TASK PROMPT: All of the data should be repeated exactly; pictures are not part of the copy.

TASK MATERIAL:
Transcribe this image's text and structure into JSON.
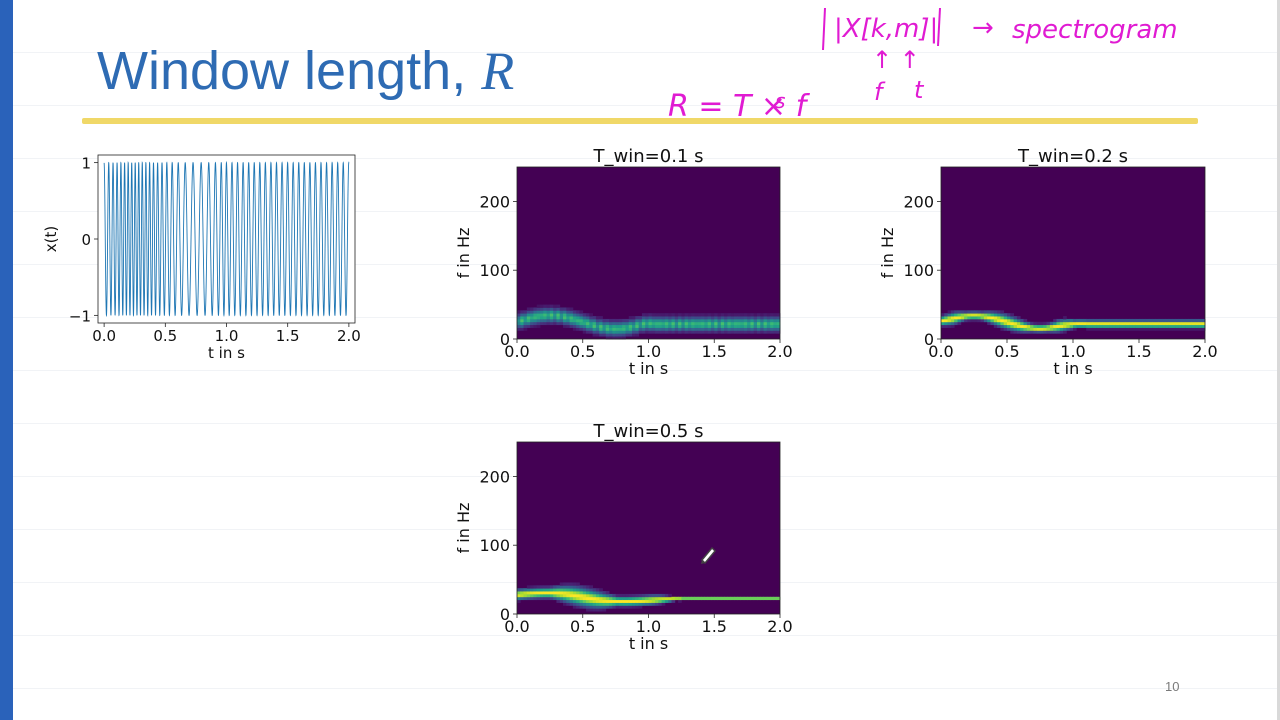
{
  "slide": {
    "title": "Window length,",
    "title_var": "R",
    "page_number": "10",
    "accent_color": "#2e6bb3",
    "underline_color": "#f0d868",
    "sidebar_color": "#2a62ba"
  },
  "annotations": {
    "formula_left": "R = T × f",
    "formula_sub": "s",
    "notation": "|X[k,m]|",
    "arrow": "→",
    "spectrogram_label": "spectrogram",
    "up_arrows": "↑ ↑",
    "f_label": "f",
    "t_label": "t",
    "ink_color": "#e01bd2"
  },
  "chart_data": [
    {
      "type": "line",
      "title": "",
      "xlabel": "t in s",
      "ylabel": "x(t)",
      "xlim": [
        -0.05,
        2.05
      ],
      "ylim": [
        -1.1,
        1.1
      ],
      "xticks": [
        "0.0",
        "0.5",
        "1.0",
        "1.5",
        "2.0"
      ],
      "yticks": [
        "1",
        "0",
        "−1"
      ],
      "color": "#1f77b4",
      "signal": "cos(2π·φ(t)), instantaneous frequency 25+10·sin(2πt) Hz for t<1 s, 22 Hz for t≥1 s"
    },
    {
      "type": "heatmap",
      "title": "T_win=0.1 s",
      "xlabel": "t in s",
      "ylabel": "f in Hz",
      "xlim": [
        0,
        2
      ],
      "ylim": [
        0,
        250
      ],
      "xticks": [
        "0.0",
        "0.5",
        "1.0",
        "1.5",
        "2.0"
      ],
      "yticks": [
        "200",
        "100",
        "0"
      ],
      "window_s": 0.1,
      "colormap": "viridis"
    },
    {
      "type": "heatmap",
      "title": "T_win=0.2 s",
      "xlabel": "t in s",
      "ylabel": "f in Hz",
      "xlim": [
        0,
        2
      ],
      "ylim": [
        0,
        250
      ],
      "xticks": [
        "0.0",
        "0.5",
        "1.0",
        "1.5",
        "2.0"
      ],
      "yticks": [
        "200",
        "100",
        "0"
      ],
      "window_s": 0.2,
      "colormap": "viridis"
    },
    {
      "type": "heatmap",
      "title": "T_win=0.5 s",
      "xlabel": "t in s",
      "ylabel": "f in Hz",
      "xlim": [
        0,
        2
      ],
      "ylim": [
        0,
        250
      ],
      "xticks": [
        "0.0",
        "0.5",
        "1.0",
        "1.5",
        "2.0"
      ],
      "yticks": [
        "200",
        "100",
        "0"
      ],
      "window_s": 0.5,
      "colormap": "viridis"
    }
  ]
}
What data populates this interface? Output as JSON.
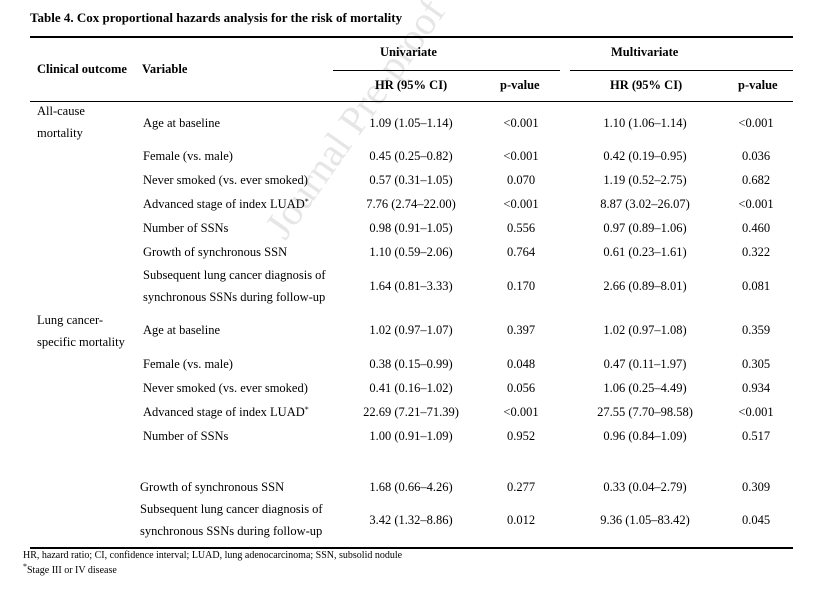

IN RESPONSE:
Transcribe this image's text and structure into JSON.
{
  "slide": {
    "title": "Window length,",
    "title_var": "R",
    "page_number": "10",
    "accent_color": "#2e6bb3",
    "underline_color": "#f0d868",
    "sidebar_color": "#2a62ba"
  },
  "annotations": {
    "formula_left": "R = T × f",
    "formula_sub": "s",
    "notation": "|X[k,m]|",
    "arrow": "→",
    "spectrogram_label": "spectrogram",
    "up_arrows": "↑ ↑",
    "f_label": "f",
    "t_label": "t",
    "ink_color": "#e01bd2"
  },
  "chart_data": [
    {
      "type": "line",
      "title": "",
      "xlabel": "t in s",
      "ylabel": "x(t)",
      "xlim": [
        -0.05,
        2.05
      ],
      "ylim": [
        -1.1,
        1.1
      ],
      "xticks": [
        "0.0",
        "0.5",
        "1.0",
        "1.5",
        "2.0"
      ],
      "yticks": [
        "1",
        "0",
        "−1"
      ],
      "color": "#1f77b4",
      "signal": "cos(2π·φ(t)), instantaneous frequency 25+10·sin(2πt) Hz for t<1 s, 22 Hz for t≥1 s"
    },
    {
      "type": "heatmap",
      "title": "T_win=0.1 s",
      "xlabel": "t in s",
      "ylabel": "f in Hz",
      "xlim": [
        0,
        2
      ],
      "ylim": [
        0,
        250
      ],
      "xticks": [
        "0.0",
        "0.5",
        "1.0",
        "1.5",
        "2.0"
      ],
      "yticks": [
        "200",
        "100",
        "0"
      ],
      "window_s": 0.1,
      "colormap": "viridis"
    },
    {
      "type": "heatmap",
      "title": "T_win=0.2 s",
      "xlabel": "t in s",
      "ylabel": "f in Hz",
      "xlim": [
        0,
        2
      ],
      "ylim": [
        0,
        250
      ],
      "xticks": [
        "0.0",
        "0.5",
        "1.0",
        "1.5",
        "2.0"
      ],
      "yticks": [
        "200",
        "100",
        "0"
      ],
      "window_s": 0.2,
      "colormap": "viridis"
    },
    {
      "type": "heatmap",
      "title": "T_win=0.5 s",
      "xlabel": "t in s",
      "ylabel": "f in Hz",
      "xlim": [
        0,
        2
      ],
      "ylim": [
        0,
        250
      ],
      "xticks": [
        "0.0",
        "0.5",
        "1.0",
        "1.5",
        "2.0"
      ],
      "yticks": [
        "200",
        "100",
        "0"
      ],
      "window_s": 0.5,
      "colormap": "viridis"
    }
  ]
}
What data populates this interface? Output as JSON.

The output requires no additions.